- **Exercise objective**: Copy all lines that contain the word "this".

- **Given data**:
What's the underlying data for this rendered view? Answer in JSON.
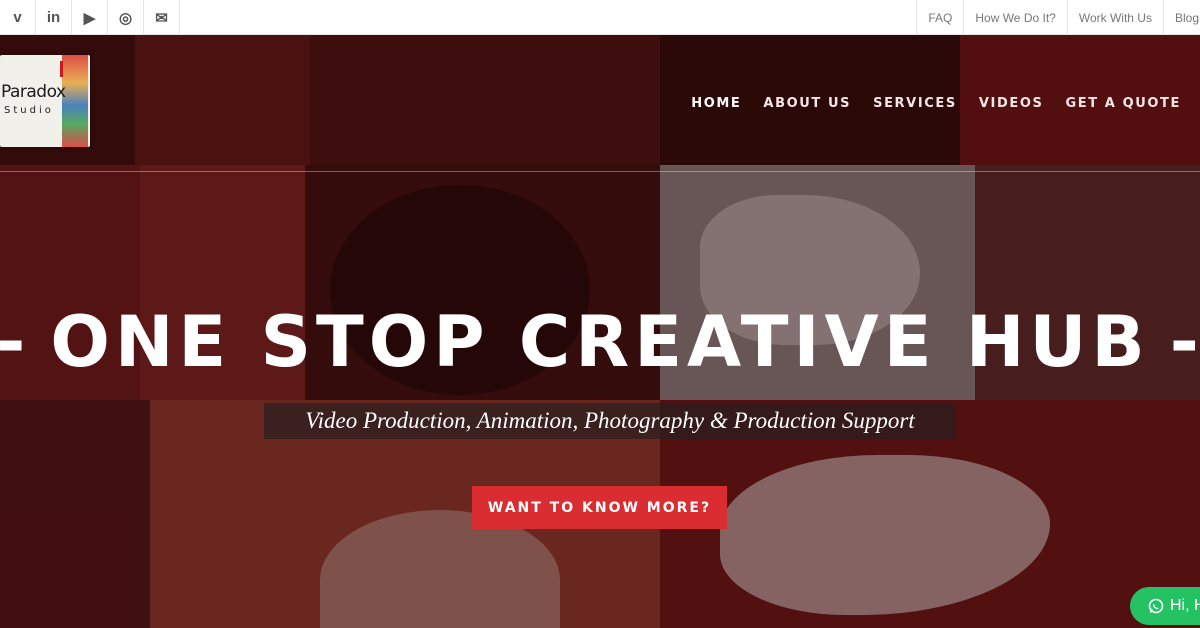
{
  "social": {
    "icons": [
      "vimeo-icon",
      "linkedin-icon",
      "youtube-icon",
      "instagram-icon",
      "envelope-icon"
    ],
    "vimeo_glyph": "v",
    "linkedin_glyph": "in",
    "youtube_glyph": "▶",
    "instagram_glyph": "◎",
    "envelope_glyph": "✉"
  },
  "toplinks": [
    "FAQ",
    "How We Do It?",
    "Work With Us",
    "Blog"
  ],
  "logo": {
    "name": "Paradox",
    "sub": "Studio"
  },
  "nav": [
    "HOME",
    "ABOUT US",
    "SERVICES",
    "VIDEOS",
    "GET A QUOTE"
  ],
  "hero": {
    "headline_dash": "-",
    "headline": "ONE STOP CREATIVE HUB",
    "subline": "Video Production, Animation, Photography & Production Support",
    "cta": "WANT TO KNOW MORE?"
  },
  "chat": {
    "label": "Hi, H"
  },
  "colors": {
    "accent": "#d92d31",
    "chat": "#25c264",
    "hero_tint": "#5a1010"
  }
}
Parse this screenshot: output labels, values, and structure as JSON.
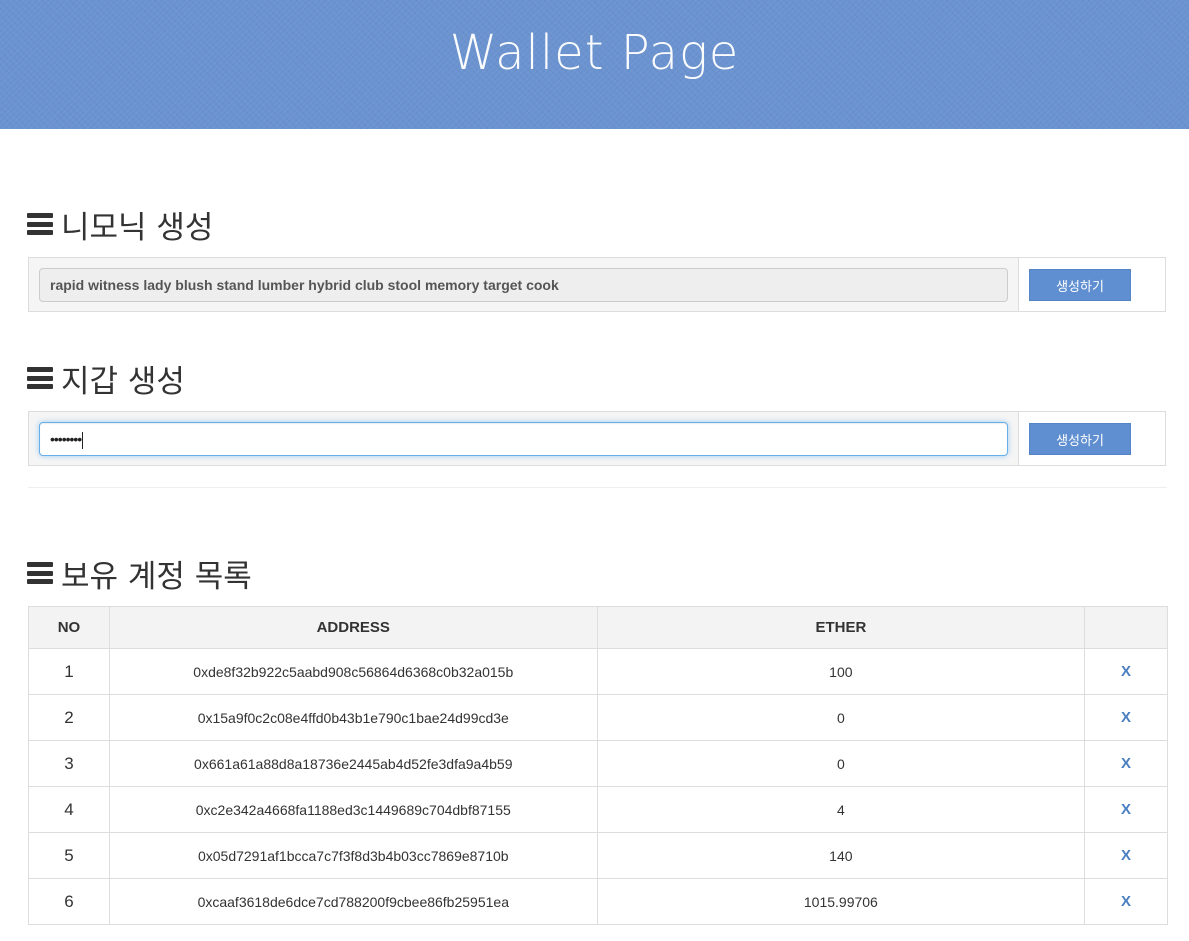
{
  "header": {
    "title": "Wallet Page"
  },
  "mnemonic_section": {
    "title": "니모닉 생성",
    "value": "rapid witness lady blush stand lumber hybrid club stool memory target cook",
    "button_label": "생성하기"
  },
  "wallet_section": {
    "title": "지갑 생성",
    "password_mask": "••••••••",
    "button_label": "생성하기"
  },
  "accounts_section": {
    "title": "보유 계정 목록",
    "columns": [
      "NO",
      "ADDRESS",
      "ETHER",
      ""
    ],
    "rows": [
      {
        "no": "1",
        "address": "0xde8f32b922c5aabd908c56864d6368c0b32a015b",
        "ether": "100",
        "action": "X"
      },
      {
        "no": "2",
        "address": "0x15a9f0c2c08e4ffd0b43b1e790c1bae24d99cd3e",
        "ether": "0",
        "action": "X"
      },
      {
        "no": "3",
        "address": "0x661a61a88d8a18736e2445ab4d52fe3dfa9a4b59",
        "ether": "0",
        "action": "X"
      },
      {
        "no": "4",
        "address": "0xc2e342a4668fa1188ed3c1449689c704dbf87155",
        "ether": "4",
        "action": "X"
      },
      {
        "no": "5",
        "address": "0x05d7291af1bcca7c7f3f8d3b4b03cc7869e8710b",
        "ether": "140",
        "action": "X"
      },
      {
        "no": "6",
        "address": "0xcaaf3618de6dce7cd788200f9cbee86fb25951ea",
        "ether": "1015.99706",
        "action": "X"
      }
    ]
  },
  "colors": {
    "header_bg": "#6b93d0",
    "button_bg": "#5f8fd1",
    "link": "#4a7fc2"
  }
}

- **Complete response**:
What's the underlying data for this rendered view? Answer in JSON.
Parse this screenshot: output labels, values, and structure as JSON.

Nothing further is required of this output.